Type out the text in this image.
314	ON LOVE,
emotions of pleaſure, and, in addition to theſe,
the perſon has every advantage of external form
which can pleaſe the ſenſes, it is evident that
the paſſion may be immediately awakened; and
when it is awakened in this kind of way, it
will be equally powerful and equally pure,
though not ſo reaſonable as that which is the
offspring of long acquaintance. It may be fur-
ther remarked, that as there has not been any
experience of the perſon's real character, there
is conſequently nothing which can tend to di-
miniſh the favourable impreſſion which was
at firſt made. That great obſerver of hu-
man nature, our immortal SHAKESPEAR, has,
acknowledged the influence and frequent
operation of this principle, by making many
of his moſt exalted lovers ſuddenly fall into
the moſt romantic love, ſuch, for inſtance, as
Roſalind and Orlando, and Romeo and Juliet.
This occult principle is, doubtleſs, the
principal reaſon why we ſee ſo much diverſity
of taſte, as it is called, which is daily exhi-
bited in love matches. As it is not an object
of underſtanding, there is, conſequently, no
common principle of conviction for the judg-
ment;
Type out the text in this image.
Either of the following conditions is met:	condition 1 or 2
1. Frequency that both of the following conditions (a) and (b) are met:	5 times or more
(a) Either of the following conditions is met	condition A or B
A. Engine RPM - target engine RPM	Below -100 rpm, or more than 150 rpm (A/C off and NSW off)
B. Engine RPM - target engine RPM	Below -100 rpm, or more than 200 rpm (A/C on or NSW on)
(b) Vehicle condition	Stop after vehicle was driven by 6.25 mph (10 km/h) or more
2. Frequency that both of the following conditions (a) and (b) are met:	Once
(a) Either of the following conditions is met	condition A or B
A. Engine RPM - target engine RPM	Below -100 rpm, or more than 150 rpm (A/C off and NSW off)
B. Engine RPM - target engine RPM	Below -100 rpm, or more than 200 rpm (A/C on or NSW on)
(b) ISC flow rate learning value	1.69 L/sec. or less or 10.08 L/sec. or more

:::

Work to be completed =
Copy every line from the records above that contains the word "perſon".

Solution for this task =
the perſon has every advantage of external form
experience of the perſon's real character, there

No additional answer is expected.